## Source material
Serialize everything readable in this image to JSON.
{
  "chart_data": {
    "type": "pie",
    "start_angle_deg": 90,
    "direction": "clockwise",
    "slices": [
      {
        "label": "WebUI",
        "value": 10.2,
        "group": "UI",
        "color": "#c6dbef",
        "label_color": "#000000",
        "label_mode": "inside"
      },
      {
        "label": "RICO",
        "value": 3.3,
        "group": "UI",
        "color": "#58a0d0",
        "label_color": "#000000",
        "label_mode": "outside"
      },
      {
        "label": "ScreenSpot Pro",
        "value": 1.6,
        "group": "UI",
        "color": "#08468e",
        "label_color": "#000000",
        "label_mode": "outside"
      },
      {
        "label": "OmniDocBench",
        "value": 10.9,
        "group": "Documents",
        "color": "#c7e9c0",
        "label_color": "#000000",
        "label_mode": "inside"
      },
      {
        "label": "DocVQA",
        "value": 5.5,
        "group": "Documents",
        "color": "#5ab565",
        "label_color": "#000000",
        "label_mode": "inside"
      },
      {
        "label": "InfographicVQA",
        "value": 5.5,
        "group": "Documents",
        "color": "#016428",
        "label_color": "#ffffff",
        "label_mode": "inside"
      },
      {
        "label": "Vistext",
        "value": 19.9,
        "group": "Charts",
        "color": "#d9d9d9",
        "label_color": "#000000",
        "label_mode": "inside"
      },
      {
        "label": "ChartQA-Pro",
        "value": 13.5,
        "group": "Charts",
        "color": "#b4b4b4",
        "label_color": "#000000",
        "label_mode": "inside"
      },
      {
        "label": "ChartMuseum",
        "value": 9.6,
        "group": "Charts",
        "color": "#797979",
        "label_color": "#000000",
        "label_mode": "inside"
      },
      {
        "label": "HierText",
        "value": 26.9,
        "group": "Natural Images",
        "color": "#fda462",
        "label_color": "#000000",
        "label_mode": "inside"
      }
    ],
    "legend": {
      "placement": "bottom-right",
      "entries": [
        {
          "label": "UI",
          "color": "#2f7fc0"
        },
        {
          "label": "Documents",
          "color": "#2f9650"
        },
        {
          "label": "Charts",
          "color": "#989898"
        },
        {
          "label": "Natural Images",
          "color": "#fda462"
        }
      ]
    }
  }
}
---
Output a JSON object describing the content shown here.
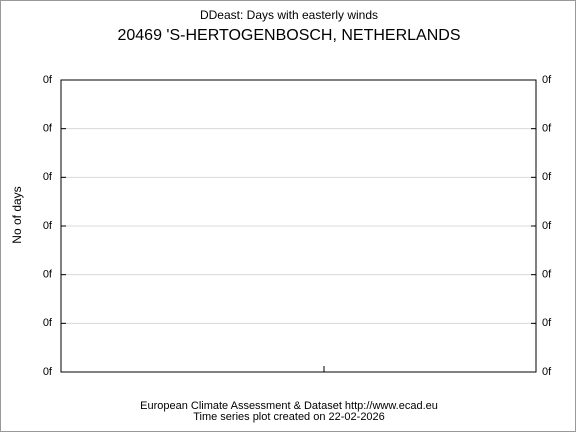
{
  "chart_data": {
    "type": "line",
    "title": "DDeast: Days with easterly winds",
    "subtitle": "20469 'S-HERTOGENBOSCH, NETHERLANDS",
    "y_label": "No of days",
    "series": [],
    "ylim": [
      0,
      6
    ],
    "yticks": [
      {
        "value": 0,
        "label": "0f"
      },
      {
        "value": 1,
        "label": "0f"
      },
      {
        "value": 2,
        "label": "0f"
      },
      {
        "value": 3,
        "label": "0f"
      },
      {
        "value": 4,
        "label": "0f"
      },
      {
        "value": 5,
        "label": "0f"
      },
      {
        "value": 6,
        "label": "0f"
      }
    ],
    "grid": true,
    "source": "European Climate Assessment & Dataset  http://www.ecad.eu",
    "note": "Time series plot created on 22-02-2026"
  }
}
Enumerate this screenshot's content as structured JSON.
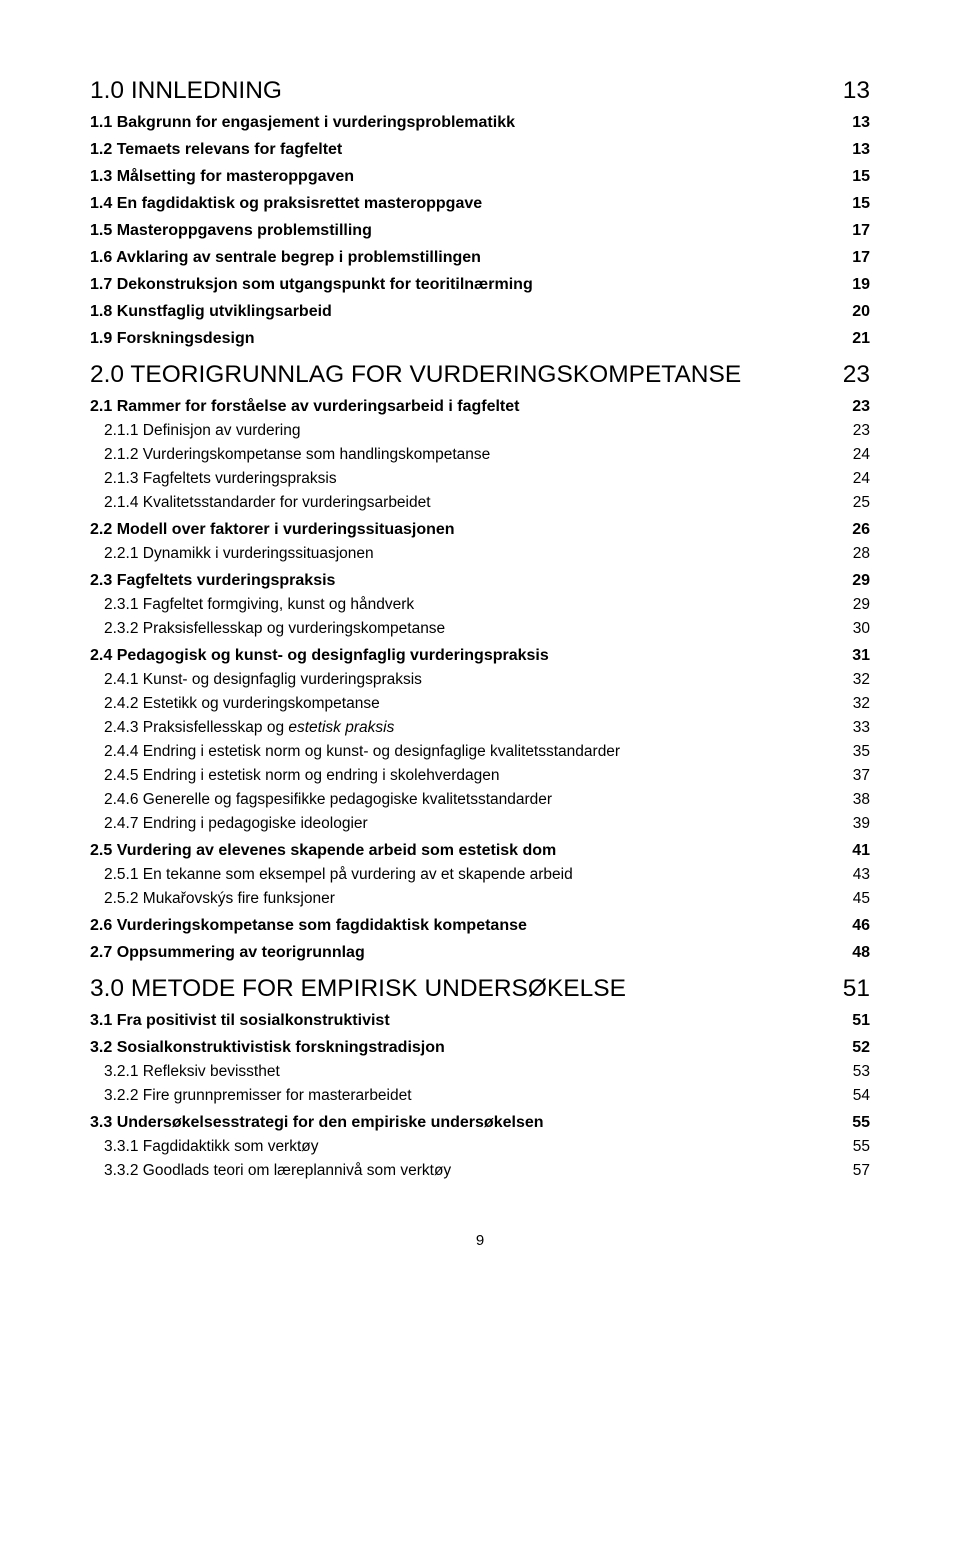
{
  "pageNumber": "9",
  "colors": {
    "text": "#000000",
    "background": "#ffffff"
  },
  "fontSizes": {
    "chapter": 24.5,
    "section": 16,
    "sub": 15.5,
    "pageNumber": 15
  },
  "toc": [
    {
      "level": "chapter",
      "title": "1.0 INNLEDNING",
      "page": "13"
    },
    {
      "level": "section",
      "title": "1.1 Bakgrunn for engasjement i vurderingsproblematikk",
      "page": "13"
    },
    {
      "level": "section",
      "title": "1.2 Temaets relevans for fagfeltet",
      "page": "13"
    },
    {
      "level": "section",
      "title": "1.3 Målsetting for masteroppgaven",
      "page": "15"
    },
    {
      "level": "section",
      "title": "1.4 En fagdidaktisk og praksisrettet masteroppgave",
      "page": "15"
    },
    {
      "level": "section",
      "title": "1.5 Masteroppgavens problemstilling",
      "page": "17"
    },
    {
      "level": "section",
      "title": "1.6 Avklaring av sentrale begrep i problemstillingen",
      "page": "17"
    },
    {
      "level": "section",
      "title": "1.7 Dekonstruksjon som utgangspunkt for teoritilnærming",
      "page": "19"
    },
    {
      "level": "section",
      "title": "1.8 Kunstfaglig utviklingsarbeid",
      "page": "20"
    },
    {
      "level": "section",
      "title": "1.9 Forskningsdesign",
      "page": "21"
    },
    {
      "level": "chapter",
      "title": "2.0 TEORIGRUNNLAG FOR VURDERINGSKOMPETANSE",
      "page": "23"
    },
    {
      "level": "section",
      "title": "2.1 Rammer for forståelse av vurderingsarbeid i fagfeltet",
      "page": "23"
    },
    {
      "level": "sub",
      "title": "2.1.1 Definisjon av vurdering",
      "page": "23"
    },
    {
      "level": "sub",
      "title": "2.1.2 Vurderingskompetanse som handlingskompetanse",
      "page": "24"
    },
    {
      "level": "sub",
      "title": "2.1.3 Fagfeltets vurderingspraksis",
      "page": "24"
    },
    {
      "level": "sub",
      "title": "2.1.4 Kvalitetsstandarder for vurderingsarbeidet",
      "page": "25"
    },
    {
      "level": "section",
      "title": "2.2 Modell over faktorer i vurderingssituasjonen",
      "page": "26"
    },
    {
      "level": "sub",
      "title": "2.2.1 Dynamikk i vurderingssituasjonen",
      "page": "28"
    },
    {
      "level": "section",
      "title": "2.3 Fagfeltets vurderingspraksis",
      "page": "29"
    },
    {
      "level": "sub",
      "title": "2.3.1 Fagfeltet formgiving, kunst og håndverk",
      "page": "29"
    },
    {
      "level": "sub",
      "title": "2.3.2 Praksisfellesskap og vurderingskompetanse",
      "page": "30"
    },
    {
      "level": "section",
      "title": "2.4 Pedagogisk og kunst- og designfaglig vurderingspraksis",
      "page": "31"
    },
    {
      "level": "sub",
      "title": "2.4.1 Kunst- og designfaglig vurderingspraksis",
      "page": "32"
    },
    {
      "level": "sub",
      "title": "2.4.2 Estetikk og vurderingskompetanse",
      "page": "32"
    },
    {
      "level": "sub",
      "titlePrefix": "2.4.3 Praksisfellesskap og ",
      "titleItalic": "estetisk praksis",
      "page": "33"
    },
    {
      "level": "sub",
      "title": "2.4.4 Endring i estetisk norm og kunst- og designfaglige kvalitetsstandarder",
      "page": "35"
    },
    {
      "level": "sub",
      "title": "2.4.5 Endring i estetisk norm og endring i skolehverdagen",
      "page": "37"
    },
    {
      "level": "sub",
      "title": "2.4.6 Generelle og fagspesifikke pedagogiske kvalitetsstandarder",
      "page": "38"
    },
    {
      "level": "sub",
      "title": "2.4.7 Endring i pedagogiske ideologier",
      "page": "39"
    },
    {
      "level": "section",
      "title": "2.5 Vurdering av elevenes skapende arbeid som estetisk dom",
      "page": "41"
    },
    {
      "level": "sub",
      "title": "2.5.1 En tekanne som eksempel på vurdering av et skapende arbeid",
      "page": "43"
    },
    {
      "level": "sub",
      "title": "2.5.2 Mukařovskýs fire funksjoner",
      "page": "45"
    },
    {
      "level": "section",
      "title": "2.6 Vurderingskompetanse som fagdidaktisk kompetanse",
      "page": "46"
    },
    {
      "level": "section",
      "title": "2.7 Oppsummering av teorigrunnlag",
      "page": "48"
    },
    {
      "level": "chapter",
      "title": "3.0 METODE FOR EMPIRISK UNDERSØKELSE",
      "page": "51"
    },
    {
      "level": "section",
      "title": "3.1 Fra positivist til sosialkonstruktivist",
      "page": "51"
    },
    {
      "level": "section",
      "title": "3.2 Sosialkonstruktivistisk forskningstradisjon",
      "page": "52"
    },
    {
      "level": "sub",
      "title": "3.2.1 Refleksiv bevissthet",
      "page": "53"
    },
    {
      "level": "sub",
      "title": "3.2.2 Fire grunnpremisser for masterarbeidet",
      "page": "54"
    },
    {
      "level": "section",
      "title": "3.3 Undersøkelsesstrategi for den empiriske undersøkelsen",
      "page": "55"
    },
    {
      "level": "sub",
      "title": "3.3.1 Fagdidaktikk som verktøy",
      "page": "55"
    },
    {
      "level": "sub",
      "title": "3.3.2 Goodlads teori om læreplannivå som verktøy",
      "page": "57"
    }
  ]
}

## Task to complete
Read through the lines above and collect those that contain the string "content".

## Expected output
Output a JSON object describing the content shown here.
Enumerate this screenshot's content as structured JSON.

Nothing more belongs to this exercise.